*What this task involves*: You are to retype all of the data exactly as it appears.

*Records supplied*:
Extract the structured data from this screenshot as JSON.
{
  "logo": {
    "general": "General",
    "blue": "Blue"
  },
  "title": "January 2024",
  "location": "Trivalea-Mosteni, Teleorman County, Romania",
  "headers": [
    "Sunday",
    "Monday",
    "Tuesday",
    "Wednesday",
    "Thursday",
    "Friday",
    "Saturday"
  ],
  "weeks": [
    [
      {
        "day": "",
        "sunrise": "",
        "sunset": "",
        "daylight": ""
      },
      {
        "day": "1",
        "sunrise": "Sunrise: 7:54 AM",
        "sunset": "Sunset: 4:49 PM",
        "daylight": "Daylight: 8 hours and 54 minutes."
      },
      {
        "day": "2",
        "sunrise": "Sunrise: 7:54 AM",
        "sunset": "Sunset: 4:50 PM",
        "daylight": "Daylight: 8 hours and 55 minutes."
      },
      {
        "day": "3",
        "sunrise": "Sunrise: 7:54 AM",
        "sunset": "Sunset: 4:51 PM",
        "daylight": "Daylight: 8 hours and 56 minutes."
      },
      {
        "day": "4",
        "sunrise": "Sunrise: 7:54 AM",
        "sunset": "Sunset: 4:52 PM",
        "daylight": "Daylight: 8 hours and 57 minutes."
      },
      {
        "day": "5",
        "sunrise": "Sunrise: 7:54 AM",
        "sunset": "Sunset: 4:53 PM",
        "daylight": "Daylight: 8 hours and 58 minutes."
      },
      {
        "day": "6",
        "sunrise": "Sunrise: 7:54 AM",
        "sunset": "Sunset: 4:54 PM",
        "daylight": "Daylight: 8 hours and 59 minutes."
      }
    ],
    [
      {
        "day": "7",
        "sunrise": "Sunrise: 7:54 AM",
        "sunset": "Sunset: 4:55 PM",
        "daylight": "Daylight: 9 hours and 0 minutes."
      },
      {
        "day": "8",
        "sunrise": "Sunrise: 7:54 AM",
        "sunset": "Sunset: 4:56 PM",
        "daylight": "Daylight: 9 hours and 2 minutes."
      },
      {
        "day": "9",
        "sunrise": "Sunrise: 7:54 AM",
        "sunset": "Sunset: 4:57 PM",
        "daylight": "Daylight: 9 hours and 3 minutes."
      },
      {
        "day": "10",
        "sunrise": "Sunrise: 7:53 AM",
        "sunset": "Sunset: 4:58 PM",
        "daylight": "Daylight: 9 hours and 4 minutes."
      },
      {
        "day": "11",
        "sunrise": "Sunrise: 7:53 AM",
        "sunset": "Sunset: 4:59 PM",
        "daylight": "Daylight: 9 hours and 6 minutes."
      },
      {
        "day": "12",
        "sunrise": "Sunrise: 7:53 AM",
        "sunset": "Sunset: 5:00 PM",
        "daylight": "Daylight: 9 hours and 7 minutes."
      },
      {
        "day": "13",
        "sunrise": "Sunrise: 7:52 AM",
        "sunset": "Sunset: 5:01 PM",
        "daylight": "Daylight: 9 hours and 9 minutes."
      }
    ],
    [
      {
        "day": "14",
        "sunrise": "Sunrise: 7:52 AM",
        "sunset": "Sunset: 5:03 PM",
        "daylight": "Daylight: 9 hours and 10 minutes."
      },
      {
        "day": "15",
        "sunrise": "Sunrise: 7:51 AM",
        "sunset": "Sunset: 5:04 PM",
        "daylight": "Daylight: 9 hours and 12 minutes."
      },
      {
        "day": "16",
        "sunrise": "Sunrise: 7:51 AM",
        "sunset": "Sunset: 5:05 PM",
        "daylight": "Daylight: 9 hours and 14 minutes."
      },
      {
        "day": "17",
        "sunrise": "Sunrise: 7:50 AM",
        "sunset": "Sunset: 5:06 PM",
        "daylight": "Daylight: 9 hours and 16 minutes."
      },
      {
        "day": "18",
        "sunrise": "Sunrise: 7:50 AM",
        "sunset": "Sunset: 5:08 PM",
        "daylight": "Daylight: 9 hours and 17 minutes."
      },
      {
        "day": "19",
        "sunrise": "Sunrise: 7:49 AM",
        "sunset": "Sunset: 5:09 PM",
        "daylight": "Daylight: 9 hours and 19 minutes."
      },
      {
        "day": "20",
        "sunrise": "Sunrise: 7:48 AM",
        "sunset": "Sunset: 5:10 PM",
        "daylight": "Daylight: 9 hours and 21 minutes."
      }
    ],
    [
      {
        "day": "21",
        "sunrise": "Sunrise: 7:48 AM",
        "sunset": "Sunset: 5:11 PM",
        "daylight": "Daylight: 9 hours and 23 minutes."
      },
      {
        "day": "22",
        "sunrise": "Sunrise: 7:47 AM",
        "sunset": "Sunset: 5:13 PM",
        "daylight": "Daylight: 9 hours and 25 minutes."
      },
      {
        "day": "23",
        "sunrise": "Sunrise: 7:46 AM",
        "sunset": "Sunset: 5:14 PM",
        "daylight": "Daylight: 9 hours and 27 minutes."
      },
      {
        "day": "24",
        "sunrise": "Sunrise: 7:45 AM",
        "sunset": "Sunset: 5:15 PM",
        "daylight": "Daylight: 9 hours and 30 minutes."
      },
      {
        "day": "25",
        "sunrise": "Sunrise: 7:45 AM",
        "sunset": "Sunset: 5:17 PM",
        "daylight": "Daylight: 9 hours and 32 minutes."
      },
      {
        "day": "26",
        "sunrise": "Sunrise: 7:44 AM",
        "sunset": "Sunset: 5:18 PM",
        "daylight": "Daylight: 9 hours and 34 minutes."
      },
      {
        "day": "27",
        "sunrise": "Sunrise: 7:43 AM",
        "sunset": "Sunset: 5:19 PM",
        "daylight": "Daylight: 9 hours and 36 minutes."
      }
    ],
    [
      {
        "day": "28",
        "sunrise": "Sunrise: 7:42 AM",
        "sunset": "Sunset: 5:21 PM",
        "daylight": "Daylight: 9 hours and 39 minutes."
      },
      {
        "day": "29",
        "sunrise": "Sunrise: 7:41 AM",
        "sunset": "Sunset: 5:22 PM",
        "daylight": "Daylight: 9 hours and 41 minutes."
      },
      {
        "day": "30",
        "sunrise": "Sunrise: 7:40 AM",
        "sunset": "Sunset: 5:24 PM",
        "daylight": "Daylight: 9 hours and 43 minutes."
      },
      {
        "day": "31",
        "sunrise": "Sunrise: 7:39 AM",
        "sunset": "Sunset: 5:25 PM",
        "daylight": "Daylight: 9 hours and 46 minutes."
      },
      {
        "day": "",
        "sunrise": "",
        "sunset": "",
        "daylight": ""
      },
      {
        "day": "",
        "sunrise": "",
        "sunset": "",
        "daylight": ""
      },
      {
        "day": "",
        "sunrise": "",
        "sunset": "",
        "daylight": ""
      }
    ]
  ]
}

*Result*:
Extract the structured data from this screenshot as JSON.
{
  "logo": {
    "general": "General",
    "blue": "Blue"
  },
  "title": "January 2024",
  "location": "Trivalea-Mosteni, Teleorman County, Romania",
  "headers": [
    "Sunday",
    "Monday",
    "Tuesday",
    "Wednesday",
    "Thursday",
    "Friday",
    "Saturday"
  ],
  "weeks": [
    [
      {
        "day": "",
        "sunrise": "",
        "sunset": "",
        "daylight": ""
      },
      {
        "day": "1",
        "sunrise": "Sunrise: 7:54 AM",
        "sunset": "Sunset: 4:49 PM",
        "daylight": "Daylight: 8 hours and 54 minutes."
      },
      {
        "day": "2",
        "sunrise": "Sunrise: 7:54 AM",
        "sunset": "Sunset: 4:50 PM",
        "daylight": "Daylight: 8 hours and 55 minutes."
      },
      {
        "day": "3",
        "sunrise": "Sunrise: 7:54 AM",
        "sunset": "Sunset: 4:51 PM",
        "daylight": "Daylight: 8 hours and 56 minutes."
      },
      {
        "day": "4",
        "sunrise": "Sunrise: 7:54 AM",
        "sunset": "Sunset: 4:52 PM",
        "daylight": "Daylight: 8 hours and 57 minutes."
      },
      {
        "day": "5",
        "sunrise": "Sunrise: 7:54 AM",
        "sunset": "Sunset: 4:53 PM",
        "daylight": "Daylight: 8 hours and 58 minutes."
      },
      {
        "day": "6",
        "sunrise": "Sunrise: 7:54 AM",
        "sunset": "Sunset: 4:54 PM",
        "daylight": "Daylight: 8 hours and 59 minutes."
      }
    ],
    [
      {
        "day": "7",
        "sunrise": "Sunrise: 7:54 AM",
        "sunset": "Sunset: 4:55 PM",
        "daylight": "Daylight: 9 hours and 0 minutes."
      },
      {
        "day": "8",
        "sunrise": "Sunrise: 7:54 AM",
        "sunset": "Sunset: 4:56 PM",
        "daylight": "Daylight: 9 hours and 2 minutes."
      },
      {
        "day": "9",
        "sunrise": "Sunrise: 7:54 AM",
        "sunset": "Sunset: 4:57 PM",
        "daylight": "Daylight: 9 hours and 3 minutes."
      },
      {
        "day": "10",
        "sunrise": "Sunrise: 7:53 AM",
        "sunset": "Sunset: 4:58 PM",
        "daylight": "Daylight: 9 hours and 4 minutes."
      },
      {
        "day": "11",
        "sunrise": "Sunrise: 7:53 AM",
        "sunset": "Sunset: 4:59 PM",
        "daylight": "Daylight: 9 hours and 6 minutes."
      },
      {
        "day": "12",
        "sunrise": "Sunrise: 7:53 AM",
        "sunset": "Sunset: 5:00 PM",
        "daylight": "Daylight: 9 hours and 7 minutes."
      },
      {
        "day": "13",
        "sunrise": "Sunrise: 7:52 AM",
        "sunset": "Sunset: 5:01 PM",
        "daylight": "Daylight: 9 hours and 9 minutes."
      }
    ],
    [
      {
        "day": "14",
        "sunrise": "Sunrise: 7:52 AM",
        "sunset": "Sunset: 5:03 PM",
        "daylight": "Daylight: 9 hours and 10 minutes."
      },
      {
        "day": "15",
        "sunrise": "Sunrise: 7:51 AM",
        "sunset": "Sunset: 5:04 PM",
        "daylight": "Daylight: 9 hours and 12 minutes."
      },
      {
        "day": "16",
        "sunrise": "Sunrise: 7:51 AM",
        "sunset": "Sunset: 5:05 PM",
        "daylight": "Daylight: 9 hours and 14 minutes."
      },
      {
        "day": "17",
        "sunrise": "Sunrise: 7:50 AM",
        "sunset": "Sunset: 5:06 PM",
        "daylight": "Daylight: 9 hours and 16 minutes."
      },
      {
        "day": "18",
        "sunrise": "Sunrise: 7:50 AM",
        "sunset": "Sunset: 5:08 PM",
        "daylight": "Daylight: 9 hours and 17 minutes."
      },
      {
        "day": "19",
        "sunrise": "Sunrise: 7:49 AM",
        "sunset": "Sunset: 5:09 PM",
        "daylight": "Daylight: 9 hours and 19 minutes."
      },
      {
        "day": "20",
        "sunrise": "Sunrise: 7:48 AM",
        "sunset": "Sunset: 5:10 PM",
        "daylight": "Daylight: 9 hours and 21 minutes."
      }
    ],
    [
      {
        "day": "21",
        "sunrise": "Sunrise: 7:48 AM",
        "sunset": "Sunset: 5:11 PM",
        "daylight": "Daylight: 9 hours and 23 minutes."
      },
      {
        "day": "22",
        "sunrise": "Sunrise: 7:47 AM",
        "sunset": "Sunset: 5:13 PM",
        "daylight": "Daylight: 9 hours and 25 minutes."
      },
      {
        "day": "23",
        "sunrise": "Sunrise: 7:46 AM",
        "sunset": "Sunset: 5:14 PM",
        "daylight": "Daylight: 9 hours and 27 minutes."
      },
      {
        "day": "24",
        "sunrise": "Sunrise: 7:45 AM",
        "sunset": "Sunset: 5:15 PM",
        "daylight": "Daylight: 9 hours and 30 minutes."
      },
      {
        "day": "25",
        "sunrise": "Sunrise: 7:45 AM",
        "sunset": "Sunset: 5:17 PM",
        "daylight": "Daylight: 9 hours and 32 minutes."
      },
      {
        "day": "26",
        "sunrise": "Sunrise: 7:44 AM",
        "sunset": "Sunset: 5:18 PM",
        "daylight": "Daylight: 9 hours and 34 minutes."
      },
      {
        "day": "27",
        "sunrise": "Sunrise: 7:43 AM",
        "sunset": "Sunset: 5:19 PM",
        "daylight": "Daylight: 9 hours and 36 minutes."
      }
    ],
    [
      {
        "day": "28",
        "sunrise": "Sunrise: 7:42 AM",
        "sunset": "Sunset: 5:21 PM",
        "daylight": "Daylight: 9 hours and 39 minutes."
      },
      {
        "day": "29",
        "sunrise": "Sunrise: 7:41 AM",
        "sunset": "Sunset: 5:22 PM",
        "daylight": "Daylight: 9 hours and 41 minutes."
      },
      {
        "day": "30",
        "sunrise": "Sunrise: 7:40 AM",
        "sunset": "Sunset: 5:24 PM",
        "daylight": "Daylight: 9 hours and 43 minutes."
      },
      {
        "day": "31",
        "sunrise": "Sunrise: 7:39 AM",
        "sunset": "Sunset: 5:25 PM",
        "daylight": "Daylight: 9 hours and 46 minutes."
      },
      {
        "day": "",
        "sunrise": "",
        "sunset": "",
        "daylight": ""
      },
      {
        "day": "",
        "sunrise": "",
        "sunset": "",
        "daylight": ""
      },
      {
        "day": "",
        "sunrise": "",
        "sunset": "",
        "daylight": ""
      }
    ]
  ]
}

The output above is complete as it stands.